>> Start
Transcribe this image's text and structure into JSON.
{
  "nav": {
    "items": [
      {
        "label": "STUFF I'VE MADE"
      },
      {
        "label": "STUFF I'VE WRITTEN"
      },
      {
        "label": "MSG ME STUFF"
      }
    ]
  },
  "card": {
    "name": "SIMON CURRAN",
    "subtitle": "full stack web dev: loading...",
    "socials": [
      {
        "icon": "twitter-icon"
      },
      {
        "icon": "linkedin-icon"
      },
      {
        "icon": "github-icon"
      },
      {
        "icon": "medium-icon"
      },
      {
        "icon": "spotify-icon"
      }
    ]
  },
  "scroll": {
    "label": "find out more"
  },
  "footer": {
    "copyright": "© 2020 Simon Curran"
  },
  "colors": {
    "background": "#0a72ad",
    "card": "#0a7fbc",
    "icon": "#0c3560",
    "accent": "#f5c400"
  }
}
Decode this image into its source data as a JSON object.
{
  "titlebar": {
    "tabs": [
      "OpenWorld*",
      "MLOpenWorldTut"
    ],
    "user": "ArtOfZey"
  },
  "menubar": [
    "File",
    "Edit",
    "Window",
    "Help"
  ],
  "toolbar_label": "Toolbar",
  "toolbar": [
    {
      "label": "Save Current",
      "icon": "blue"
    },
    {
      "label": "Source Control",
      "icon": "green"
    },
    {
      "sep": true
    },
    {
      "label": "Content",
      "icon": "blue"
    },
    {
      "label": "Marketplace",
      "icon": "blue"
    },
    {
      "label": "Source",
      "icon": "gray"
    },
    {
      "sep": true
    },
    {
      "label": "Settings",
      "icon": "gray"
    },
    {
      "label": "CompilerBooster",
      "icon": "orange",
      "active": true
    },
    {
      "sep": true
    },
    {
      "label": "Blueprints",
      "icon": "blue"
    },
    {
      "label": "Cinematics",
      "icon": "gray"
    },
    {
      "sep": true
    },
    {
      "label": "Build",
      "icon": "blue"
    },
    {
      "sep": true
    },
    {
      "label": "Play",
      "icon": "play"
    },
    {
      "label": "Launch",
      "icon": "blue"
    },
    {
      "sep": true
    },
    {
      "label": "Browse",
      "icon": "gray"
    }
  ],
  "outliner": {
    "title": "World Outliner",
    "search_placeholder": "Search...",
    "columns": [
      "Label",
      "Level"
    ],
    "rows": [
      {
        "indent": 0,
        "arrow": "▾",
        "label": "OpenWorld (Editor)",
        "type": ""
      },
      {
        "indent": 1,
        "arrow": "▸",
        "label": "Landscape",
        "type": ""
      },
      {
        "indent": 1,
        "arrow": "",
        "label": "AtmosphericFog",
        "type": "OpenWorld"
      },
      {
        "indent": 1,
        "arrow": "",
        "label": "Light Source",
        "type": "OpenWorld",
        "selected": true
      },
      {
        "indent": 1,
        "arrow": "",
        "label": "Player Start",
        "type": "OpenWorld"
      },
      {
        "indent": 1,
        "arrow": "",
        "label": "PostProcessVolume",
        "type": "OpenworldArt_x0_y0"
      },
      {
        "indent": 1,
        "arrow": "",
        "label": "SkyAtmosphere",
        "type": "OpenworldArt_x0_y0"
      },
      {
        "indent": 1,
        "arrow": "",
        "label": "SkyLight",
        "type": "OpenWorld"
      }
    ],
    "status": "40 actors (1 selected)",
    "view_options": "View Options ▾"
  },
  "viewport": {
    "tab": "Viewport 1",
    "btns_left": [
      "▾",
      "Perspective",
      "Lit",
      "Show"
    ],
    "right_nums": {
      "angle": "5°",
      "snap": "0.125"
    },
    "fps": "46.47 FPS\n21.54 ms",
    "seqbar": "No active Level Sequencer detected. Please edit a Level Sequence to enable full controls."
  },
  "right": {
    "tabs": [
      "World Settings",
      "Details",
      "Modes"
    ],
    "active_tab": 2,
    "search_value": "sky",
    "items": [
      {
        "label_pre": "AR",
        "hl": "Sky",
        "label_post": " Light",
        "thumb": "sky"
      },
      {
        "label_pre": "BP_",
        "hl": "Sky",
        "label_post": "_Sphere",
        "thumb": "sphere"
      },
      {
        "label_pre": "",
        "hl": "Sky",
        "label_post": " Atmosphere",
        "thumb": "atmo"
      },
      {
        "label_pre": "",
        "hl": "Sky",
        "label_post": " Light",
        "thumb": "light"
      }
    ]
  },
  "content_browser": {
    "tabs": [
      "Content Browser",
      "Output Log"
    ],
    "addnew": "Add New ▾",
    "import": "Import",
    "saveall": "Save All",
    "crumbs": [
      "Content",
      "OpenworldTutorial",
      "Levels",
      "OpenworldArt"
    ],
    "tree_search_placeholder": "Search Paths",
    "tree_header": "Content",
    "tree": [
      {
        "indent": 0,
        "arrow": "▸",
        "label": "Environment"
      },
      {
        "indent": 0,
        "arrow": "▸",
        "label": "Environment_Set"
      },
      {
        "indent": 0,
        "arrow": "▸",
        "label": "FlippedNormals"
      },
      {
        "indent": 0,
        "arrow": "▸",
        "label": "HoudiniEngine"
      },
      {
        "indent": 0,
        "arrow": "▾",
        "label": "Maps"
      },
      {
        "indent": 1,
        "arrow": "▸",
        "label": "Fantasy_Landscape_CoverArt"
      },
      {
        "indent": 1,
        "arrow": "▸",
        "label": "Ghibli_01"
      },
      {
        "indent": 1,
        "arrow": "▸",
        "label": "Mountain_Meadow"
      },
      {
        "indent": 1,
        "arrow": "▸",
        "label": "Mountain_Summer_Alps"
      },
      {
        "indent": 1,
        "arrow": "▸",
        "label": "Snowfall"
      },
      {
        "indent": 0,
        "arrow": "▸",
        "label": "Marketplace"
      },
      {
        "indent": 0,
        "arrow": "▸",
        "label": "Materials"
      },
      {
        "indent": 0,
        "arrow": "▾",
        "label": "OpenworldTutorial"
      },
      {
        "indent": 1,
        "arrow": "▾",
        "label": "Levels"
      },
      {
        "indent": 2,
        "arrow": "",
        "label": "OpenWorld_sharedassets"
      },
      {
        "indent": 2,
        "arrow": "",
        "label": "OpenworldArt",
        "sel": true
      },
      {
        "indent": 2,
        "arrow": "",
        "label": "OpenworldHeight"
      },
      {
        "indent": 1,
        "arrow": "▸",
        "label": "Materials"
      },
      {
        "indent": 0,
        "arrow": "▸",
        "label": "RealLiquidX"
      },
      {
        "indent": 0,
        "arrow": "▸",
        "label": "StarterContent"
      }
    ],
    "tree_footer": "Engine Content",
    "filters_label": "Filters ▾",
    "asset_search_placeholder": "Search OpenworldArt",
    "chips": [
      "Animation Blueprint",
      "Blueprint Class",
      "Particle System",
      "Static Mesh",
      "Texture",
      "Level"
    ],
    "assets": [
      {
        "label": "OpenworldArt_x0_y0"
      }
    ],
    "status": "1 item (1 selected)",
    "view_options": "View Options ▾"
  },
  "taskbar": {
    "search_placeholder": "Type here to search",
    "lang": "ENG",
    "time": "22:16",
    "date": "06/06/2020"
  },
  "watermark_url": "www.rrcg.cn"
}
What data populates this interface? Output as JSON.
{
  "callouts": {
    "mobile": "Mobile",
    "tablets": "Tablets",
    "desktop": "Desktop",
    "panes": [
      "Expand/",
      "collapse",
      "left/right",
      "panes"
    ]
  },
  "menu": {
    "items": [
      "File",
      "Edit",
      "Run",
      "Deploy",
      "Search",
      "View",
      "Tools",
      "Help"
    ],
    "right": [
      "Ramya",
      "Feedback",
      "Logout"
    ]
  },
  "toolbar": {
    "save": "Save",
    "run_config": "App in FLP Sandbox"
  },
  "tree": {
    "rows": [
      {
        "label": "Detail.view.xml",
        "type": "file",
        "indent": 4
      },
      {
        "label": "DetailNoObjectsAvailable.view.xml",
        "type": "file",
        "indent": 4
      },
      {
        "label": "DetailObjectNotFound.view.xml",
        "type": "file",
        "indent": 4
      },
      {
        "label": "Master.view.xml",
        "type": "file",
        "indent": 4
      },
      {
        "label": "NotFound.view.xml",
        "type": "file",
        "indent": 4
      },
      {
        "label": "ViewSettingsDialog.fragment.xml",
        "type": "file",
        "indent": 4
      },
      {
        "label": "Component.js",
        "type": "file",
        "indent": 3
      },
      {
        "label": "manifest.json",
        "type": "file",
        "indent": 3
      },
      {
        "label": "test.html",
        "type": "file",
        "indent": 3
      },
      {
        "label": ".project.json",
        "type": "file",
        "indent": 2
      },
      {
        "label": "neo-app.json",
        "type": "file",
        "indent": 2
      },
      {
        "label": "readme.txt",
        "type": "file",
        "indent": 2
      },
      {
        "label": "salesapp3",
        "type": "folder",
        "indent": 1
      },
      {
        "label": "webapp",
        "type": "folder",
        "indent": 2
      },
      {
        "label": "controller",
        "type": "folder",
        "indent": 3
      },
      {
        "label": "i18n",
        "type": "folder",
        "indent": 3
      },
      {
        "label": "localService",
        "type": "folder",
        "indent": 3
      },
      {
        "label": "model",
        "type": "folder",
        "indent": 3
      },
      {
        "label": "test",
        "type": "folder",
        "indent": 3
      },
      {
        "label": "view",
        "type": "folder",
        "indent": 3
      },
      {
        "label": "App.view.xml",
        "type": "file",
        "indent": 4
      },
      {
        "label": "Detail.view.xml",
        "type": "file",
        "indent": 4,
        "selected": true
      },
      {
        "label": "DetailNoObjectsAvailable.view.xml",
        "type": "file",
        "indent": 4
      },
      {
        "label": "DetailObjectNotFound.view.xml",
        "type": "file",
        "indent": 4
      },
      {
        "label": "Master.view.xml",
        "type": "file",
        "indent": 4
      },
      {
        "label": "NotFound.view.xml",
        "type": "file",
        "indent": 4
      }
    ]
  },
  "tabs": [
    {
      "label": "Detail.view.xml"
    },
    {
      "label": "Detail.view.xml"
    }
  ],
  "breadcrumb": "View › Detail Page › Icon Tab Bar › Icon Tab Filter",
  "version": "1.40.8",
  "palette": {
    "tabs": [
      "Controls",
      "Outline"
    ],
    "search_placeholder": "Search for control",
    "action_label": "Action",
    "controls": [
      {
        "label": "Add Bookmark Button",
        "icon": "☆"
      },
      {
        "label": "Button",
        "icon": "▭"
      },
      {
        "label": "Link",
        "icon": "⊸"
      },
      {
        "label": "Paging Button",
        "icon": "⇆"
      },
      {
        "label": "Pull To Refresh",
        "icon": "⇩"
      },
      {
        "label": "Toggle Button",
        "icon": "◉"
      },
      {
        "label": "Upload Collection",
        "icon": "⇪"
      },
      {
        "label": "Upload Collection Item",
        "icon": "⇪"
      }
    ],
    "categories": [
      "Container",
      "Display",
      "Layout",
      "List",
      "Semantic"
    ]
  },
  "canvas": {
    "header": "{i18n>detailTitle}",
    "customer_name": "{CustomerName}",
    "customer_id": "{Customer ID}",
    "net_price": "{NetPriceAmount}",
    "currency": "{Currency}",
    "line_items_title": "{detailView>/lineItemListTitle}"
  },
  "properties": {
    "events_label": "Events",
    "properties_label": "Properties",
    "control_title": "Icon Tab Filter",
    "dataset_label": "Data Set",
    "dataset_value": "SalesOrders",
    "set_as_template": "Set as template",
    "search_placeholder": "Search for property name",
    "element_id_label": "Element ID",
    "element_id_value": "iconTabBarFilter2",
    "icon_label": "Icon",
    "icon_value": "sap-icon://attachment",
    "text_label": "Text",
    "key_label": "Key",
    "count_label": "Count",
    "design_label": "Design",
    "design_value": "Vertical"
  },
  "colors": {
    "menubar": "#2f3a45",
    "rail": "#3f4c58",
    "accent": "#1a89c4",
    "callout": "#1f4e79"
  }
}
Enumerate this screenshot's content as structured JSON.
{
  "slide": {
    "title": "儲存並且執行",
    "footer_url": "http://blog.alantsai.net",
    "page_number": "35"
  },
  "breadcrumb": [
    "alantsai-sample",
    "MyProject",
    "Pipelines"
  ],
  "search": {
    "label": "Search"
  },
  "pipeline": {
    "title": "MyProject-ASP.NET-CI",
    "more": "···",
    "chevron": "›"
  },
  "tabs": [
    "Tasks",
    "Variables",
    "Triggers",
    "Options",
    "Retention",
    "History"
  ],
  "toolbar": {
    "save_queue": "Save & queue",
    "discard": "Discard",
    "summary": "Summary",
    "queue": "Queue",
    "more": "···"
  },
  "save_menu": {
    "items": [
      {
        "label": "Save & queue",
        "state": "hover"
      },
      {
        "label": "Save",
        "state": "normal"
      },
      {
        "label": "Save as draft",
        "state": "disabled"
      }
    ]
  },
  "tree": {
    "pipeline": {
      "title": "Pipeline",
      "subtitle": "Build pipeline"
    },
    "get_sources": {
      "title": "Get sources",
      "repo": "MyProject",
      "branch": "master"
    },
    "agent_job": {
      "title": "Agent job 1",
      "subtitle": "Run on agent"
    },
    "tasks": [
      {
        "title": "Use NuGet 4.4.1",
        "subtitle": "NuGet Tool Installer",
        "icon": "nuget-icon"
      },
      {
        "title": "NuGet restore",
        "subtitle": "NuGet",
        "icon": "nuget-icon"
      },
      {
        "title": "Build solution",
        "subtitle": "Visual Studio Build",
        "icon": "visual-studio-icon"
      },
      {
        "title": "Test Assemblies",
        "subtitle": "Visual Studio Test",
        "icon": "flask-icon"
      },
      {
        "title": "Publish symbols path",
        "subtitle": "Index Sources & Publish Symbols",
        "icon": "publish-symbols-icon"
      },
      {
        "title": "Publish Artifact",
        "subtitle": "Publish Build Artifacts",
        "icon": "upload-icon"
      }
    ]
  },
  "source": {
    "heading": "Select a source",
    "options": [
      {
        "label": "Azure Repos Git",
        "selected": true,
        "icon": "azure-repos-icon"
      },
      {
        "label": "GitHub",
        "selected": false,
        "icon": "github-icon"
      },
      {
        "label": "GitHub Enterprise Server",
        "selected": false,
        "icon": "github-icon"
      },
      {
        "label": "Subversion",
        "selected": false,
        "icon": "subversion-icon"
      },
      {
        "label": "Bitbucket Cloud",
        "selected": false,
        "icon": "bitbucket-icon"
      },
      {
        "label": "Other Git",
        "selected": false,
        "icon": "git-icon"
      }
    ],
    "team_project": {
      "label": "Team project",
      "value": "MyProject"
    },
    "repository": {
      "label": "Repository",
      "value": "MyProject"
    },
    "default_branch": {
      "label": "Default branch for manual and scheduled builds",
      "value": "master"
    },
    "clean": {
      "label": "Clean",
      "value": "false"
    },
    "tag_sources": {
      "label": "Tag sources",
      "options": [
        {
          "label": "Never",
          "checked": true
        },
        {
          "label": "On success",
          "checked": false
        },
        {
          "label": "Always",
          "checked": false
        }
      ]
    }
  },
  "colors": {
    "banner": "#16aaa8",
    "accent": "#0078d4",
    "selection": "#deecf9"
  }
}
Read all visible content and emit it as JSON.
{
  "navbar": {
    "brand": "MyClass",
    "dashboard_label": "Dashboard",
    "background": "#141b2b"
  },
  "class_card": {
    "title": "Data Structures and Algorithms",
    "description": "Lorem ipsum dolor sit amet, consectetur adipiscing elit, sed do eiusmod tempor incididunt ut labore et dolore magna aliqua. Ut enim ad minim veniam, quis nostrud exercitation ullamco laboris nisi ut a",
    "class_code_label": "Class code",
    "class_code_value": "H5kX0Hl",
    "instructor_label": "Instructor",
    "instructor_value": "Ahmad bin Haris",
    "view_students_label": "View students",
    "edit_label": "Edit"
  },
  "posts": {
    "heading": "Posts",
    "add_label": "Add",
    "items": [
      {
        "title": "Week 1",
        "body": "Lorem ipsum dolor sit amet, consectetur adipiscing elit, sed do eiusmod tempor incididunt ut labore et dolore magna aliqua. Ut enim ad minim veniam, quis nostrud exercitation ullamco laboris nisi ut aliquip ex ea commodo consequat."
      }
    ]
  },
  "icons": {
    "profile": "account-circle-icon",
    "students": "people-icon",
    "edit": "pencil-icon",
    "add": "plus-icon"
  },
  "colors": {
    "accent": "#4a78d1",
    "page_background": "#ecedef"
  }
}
>> End
== The problem ==
Using the listing above, return all lines where the word "breadcrumb" occurs.

== Final answer ==
  "breadcrumb": "View › Detail Page › Icon Tab Bar › Icon Tab Filter",
  "breadcrumb": [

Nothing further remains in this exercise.